Filter the entries that follow, copying every line in which the word "Returns" appears.

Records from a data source
● ● ● ● ● ● ●

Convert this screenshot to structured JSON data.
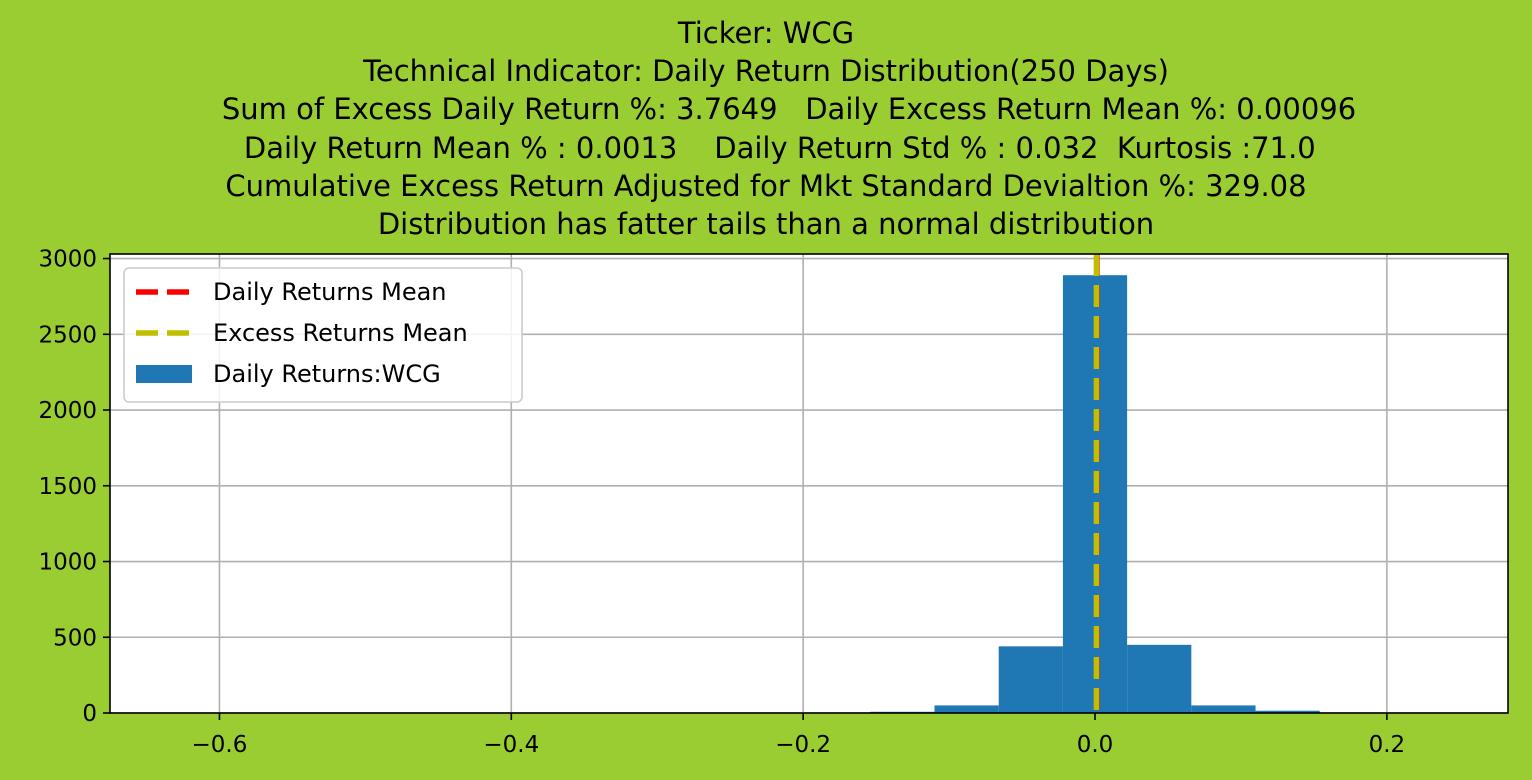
{
  "chart_data": {
    "type": "bar",
    "title_lines": [
      "Ticker: WCG",
      "Technical Indicator: Daily Return Distribution(250 Days)",
      "     Sum of Excess Daily Return %: 3.7649   Daily Excess Return Mean %: 0.00096",
      "   Daily Return Mean % : 0.0013    Daily Return Std % : 0.032  Kurtosis :71.0",
      "Cumulative Excess Return Adjusted for Mkt Standard Devialtion %: 329.08",
      "Distribution has fatter tails than a normal distribution"
    ],
    "xlabel": "",
    "ylabel": "",
    "xlim": [
      -0.675,
      0.283
    ],
    "ylim": [
      0,
      3030
    ],
    "xticks": [
      -0.6,
      -0.4,
      -0.2,
      0.0,
      0.2
    ],
    "xtick_labels": [
      "−0.6",
      "−0.4",
      "−0.2",
      "0.0",
      "0.2"
    ],
    "yticks": [
      0,
      500,
      1000,
      1500,
      2000,
      2500,
      3000
    ],
    "ytick_labels": [
      "0",
      "500",
      "1000",
      "1500",
      "2000",
      "2500",
      "3000"
    ],
    "grid": true,
    "legend_position": "upper-left",
    "bar_color": "#1f77b4",
    "bins": [
      {
        "x0": -0.154,
        "x1": -0.11,
        "count": 8
      },
      {
        "x0": -0.11,
        "x1": -0.066,
        "count": 50
      },
      {
        "x0": -0.066,
        "x1": -0.022,
        "count": 440
      },
      {
        "x0": -0.022,
        "x1": 0.022,
        "count": 2890
      },
      {
        "x0": 0.022,
        "x1": 0.066,
        "count": 450
      },
      {
        "x0": 0.066,
        "x1": 0.11,
        "count": 50
      },
      {
        "x0": 0.11,
        "x1": 0.154,
        "count": 15
      }
    ],
    "vlines": [
      {
        "name": "Daily Returns Mean",
        "x": 0.0013,
        "color": "#ff0000"
      },
      {
        "name": "Excess Returns Mean",
        "x": 0.00096,
        "color": "#bfbf00"
      }
    ],
    "legend": [
      {
        "label": "Daily Returns Mean",
        "kind": "line",
        "color": "#ff0000"
      },
      {
        "label": "Excess Returns Mean",
        "kind": "line",
        "color": "#bfbf00"
      },
      {
        "label": "Daily Returns:WCG",
        "kind": "patch",
        "color": "#1f77b4"
      }
    ]
  }
}
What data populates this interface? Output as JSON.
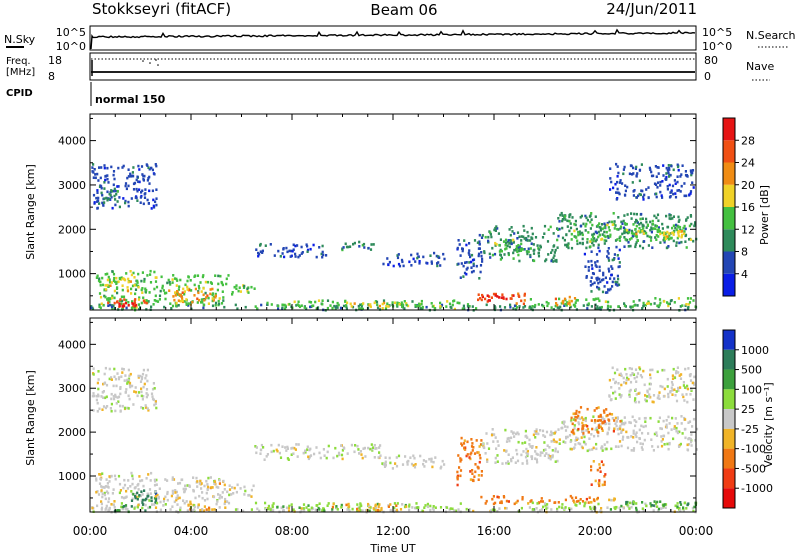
{
  "header": {
    "station": "Stokkseyri (fitACF)",
    "beam": "Beam 06",
    "date": "24/Jun/2011"
  },
  "status_panels": {
    "nsky_label": "N.Sky",
    "nsearch_label": "N.Search",
    "freq_label_1": "Freq.",
    "freq_label_2": "[MHz]",
    "nave_label": "Nave",
    "cpid_label": "CPID",
    "cpid_value": "normal 150",
    "noise_ticks_left": [
      "10^5",
      "10^0"
    ],
    "noise_ticks_right": [
      "10^5",
      "10^0"
    ],
    "freq_ticks": [
      "18",
      "8"
    ],
    "nave_ticks": [
      "80",
      "0"
    ]
  },
  "chart_data": [
    {
      "type": "heatmap",
      "name": "power",
      "ylabel": "Slant Range [km]",
      "xlabel": "",
      "xlim": [
        0,
        24
      ],
      "ylim": [
        180,
        4600
      ],
      "yticks": [
        "1000",
        "2000",
        "3000",
        "4000"
      ],
      "colorbar": {
        "label": "Power [dB]",
        "ticks": [
          "4",
          "8",
          "12",
          "16",
          "20",
          "24",
          "28"
        ],
        "colors": [
          "#0a1ee6",
          "#2346b4",
          "#2e8a5a",
          "#44c040",
          "#f0d228",
          "#f08c14",
          "#f05014",
          "#e61414"
        ]
      },
      "regions": [
        {
          "t0": 0.05,
          "t1": 2.6,
          "r0": 2500,
          "r1": 3500,
          "level": 1
        },
        {
          "t0": 0.1,
          "t1": 1.2,
          "r0": 2600,
          "r1": 2950,
          "level": 2
        },
        {
          "t0": 0.0,
          "t1": 24.0,
          "r0": 180,
          "r1": 330,
          "level": 2
        },
        {
          "t0": 0.2,
          "t1": 2.6,
          "r0": 250,
          "r1": 1100,
          "level": 3
        },
        {
          "t0": 0.6,
          "t1": 2.4,
          "r0": 280,
          "r1": 450,
          "level": 6
        },
        {
          "t0": 1.0,
          "t1": 1.8,
          "r0": 280,
          "r1": 380,
          "level": 7
        },
        {
          "t0": 0.5,
          "t1": 1.6,
          "r0": 600,
          "r1": 950,
          "level": 4
        },
        {
          "t0": 2.5,
          "t1": 5.5,
          "r0": 300,
          "r1": 1000,
          "level": 3
        },
        {
          "t0": 3.0,
          "t1": 5.0,
          "r0": 380,
          "r1": 700,
          "level": 5
        },
        {
          "t0": 5.5,
          "t1": 6.5,
          "r0": 550,
          "r1": 850,
          "level": 3
        },
        {
          "t0": 6.5,
          "t1": 15.0,
          "r0": 230,
          "r1": 420,
          "level": 3
        },
        {
          "t0": 10.0,
          "t1": 12.5,
          "r0": 280,
          "r1": 400,
          "level": 4
        },
        {
          "t0": 15.3,
          "t1": 17.3,
          "r0": 350,
          "r1": 580,
          "level": 6
        },
        {
          "t0": 15.7,
          "t1": 16.8,
          "r0": 420,
          "r1": 540,
          "level": 7
        },
        {
          "t0": 17.3,
          "t1": 24.0,
          "r0": 280,
          "r1": 480,
          "level": 3
        },
        {
          "t0": 18.3,
          "t1": 19.3,
          "r0": 320,
          "r1": 520,
          "level": 5
        },
        {
          "t0": 9.8,
          "t1": 11.2,
          "r0": 1500,
          "r1": 1750,
          "level": 2
        },
        {
          "t0": 6.5,
          "t1": 9.5,
          "r0": 1400,
          "r1": 1700,
          "level": 1
        },
        {
          "t0": 11.5,
          "t1": 14.0,
          "r0": 1200,
          "r1": 1500,
          "level": 1
        },
        {
          "t0": 14.5,
          "t1": 15.5,
          "r0": 900,
          "r1": 1900,
          "level": 1
        },
        {
          "t0": 15.5,
          "t1": 18.5,
          "r0": 1300,
          "r1": 2100,
          "level": 2
        },
        {
          "t0": 16.0,
          "t1": 17.5,
          "r0": 1500,
          "r1": 1800,
          "level": 3
        },
        {
          "t0": 18.5,
          "t1": 24.0,
          "r0": 1600,
          "r1": 2400,
          "level": 2
        },
        {
          "t0": 19.0,
          "t1": 23.8,
          "r0": 1750,
          "r1": 2150,
          "level": 3
        },
        {
          "t0": 21.5,
          "t1": 23.5,
          "r0": 1800,
          "r1": 2000,
          "level": 4
        },
        {
          "t0": 20.5,
          "t1": 23.9,
          "r0": 2700,
          "r1": 3500,
          "level": 1
        },
        {
          "t0": 19.5,
          "t1": 21.0,
          "r0": 600,
          "r1": 1600,
          "level": 1
        }
      ]
    },
    {
      "type": "heatmap",
      "name": "velocity",
      "ylabel": "Slant Range [km]",
      "xlabel": "Time UT",
      "xlim": [
        0,
        24
      ],
      "ylim": [
        180,
        4600
      ],
      "xticks": [
        "00:00",
        "04:00",
        "08:00",
        "12:00",
        "16:00",
        "20:00",
        "00:00"
      ],
      "yticks": [
        "1000",
        "2000",
        "3000",
        "4000"
      ],
      "colorbar": {
        "label": "Velocity [m s⁻¹]",
        "ticks": [
          "1000",
          "500",
          "100",
          "25",
          "-25",
          "-100",
          "-500",
          "-1000"
        ],
        "colors": [
          "#1432c8",
          "#2d7d5a",
          "#3ca03c",
          "#8cdc3c",
          "#c8c8c8",
          "#f0b428",
          "#f07814",
          "#f03c14",
          "#e60a0a"
        ]
      },
      "regions": [
        {
          "t0": 0.05,
          "t1": 2.6,
          "r0": 2500,
          "r1": 3500,
          "level": 4
        },
        {
          "t0": 0.0,
          "t1": 24.0,
          "r0": 180,
          "r1": 320,
          "level": 4
        },
        {
          "t0": 0.2,
          "t1": 2.6,
          "r0": 250,
          "r1": 1100,
          "level": 4
        },
        {
          "t0": 1.6,
          "t1": 2.6,
          "r0": 200,
          "r1": 700,
          "level": 1
        },
        {
          "t0": 0.9,
          "t1": 1.5,
          "r0": 200,
          "r1": 450,
          "level": 2
        },
        {
          "t0": 2.5,
          "t1": 5.5,
          "r0": 300,
          "r1": 1000,
          "level": 4
        },
        {
          "t0": 3.8,
          "t1": 5.0,
          "r0": 250,
          "r1": 380,
          "level": 5
        },
        {
          "t0": 4.2,
          "t1": 5.5,
          "r0": 750,
          "r1": 950,
          "level": 5
        },
        {
          "t0": 5.5,
          "t1": 6.5,
          "r0": 550,
          "r1": 850,
          "level": 4
        },
        {
          "t0": 6.5,
          "t1": 15.0,
          "r0": 230,
          "r1": 420,
          "level": 3
        },
        {
          "t0": 9.5,
          "t1": 12.5,
          "r0": 230,
          "r1": 400,
          "level": 5
        },
        {
          "t0": 15.3,
          "t1": 19.8,
          "r0": 380,
          "r1": 580,
          "level": 6
        },
        {
          "t0": 19.8,
          "t1": 20.8,
          "r0": 400,
          "r1": 550,
          "level": 5
        },
        {
          "t0": 17.3,
          "t1": 24.0,
          "r0": 250,
          "r1": 420,
          "level": 3
        },
        {
          "t0": 21.0,
          "t1": 24.0,
          "r0": 280,
          "r1": 450,
          "level": 2
        },
        {
          "t0": 6.5,
          "t1": 11.5,
          "r0": 1400,
          "r1": 1750,
          "level": 4
        },
        {
          "t0": 11.5,
          "t1": 14.0,
          "r0": 1200,
          "r1": 1500,
          "level": 4
        },
        {
          "t0": 14.5,
          "t1": 15.5,
          "r0": 800,
          "r1": 1900,
          "level": 6
        },
        {
          "t0": 15.5,
          "t1": 18.5,
          "r0": 1300,
          "r1": 2100,
          "level": 4
        },
        {
          "t0": 18.5,
          "t1": 24.0,
          "r0": 1600,
          "r1": 2400,
          "level": 4
        },
        {
          "t0": 19.0,
          "t1": 21.0,
          "r0": 2000,
          "r1": 2600,
          "level": 6
        },
        {
          "t0": 19.8,
          "t1": 20.4,
          "r0": 800,
          "r1": 1400,
          "level": 6
        },
        {
          "t0": 20.5,
          "t1": 23.9,
          "r0": 2700,
          "r1": 3500,
          "level": 4
        }
      ]
    }
  ]
}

● ● ● ● ● ● ●

_THE RESULT_:
        "name": "Daily Returns Mean",
        "name": "Excess Returns Mean",
        "label": "Daily Returns Mean",
        "label": "Excess Returns Mean",
        "label": "Daily Returns:WCG",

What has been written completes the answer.